Structured figure records:
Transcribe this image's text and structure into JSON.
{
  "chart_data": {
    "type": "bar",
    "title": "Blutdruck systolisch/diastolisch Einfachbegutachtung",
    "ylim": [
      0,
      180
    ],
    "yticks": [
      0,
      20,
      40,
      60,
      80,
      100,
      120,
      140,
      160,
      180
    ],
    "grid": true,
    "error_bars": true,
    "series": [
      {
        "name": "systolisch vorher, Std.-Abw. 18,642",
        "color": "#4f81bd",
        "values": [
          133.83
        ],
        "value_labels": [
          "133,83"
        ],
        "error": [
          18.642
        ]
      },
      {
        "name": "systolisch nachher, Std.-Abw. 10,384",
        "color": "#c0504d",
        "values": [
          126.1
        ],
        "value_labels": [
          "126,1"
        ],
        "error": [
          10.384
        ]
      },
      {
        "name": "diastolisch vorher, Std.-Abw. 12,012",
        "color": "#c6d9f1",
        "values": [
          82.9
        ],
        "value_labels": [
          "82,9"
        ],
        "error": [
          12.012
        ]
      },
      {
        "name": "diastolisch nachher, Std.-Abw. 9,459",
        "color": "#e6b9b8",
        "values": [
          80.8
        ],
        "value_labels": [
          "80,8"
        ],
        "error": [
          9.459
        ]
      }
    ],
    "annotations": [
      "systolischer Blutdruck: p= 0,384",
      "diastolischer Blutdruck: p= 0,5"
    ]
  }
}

> TASK DETAILS:
Show all lines in the entries above where the word "name" appears.

> TASK RESULT:
        "name": "systolisch vorher, Std.-Abw. 18,642",
        "name": "systolisch nachher, Std.-Abw. 10,384",
        "name": "diastolisch vorher, Std.-Abw. 12,012",
        "name": "diastolisch nachher, Std.-Abw. 9,459",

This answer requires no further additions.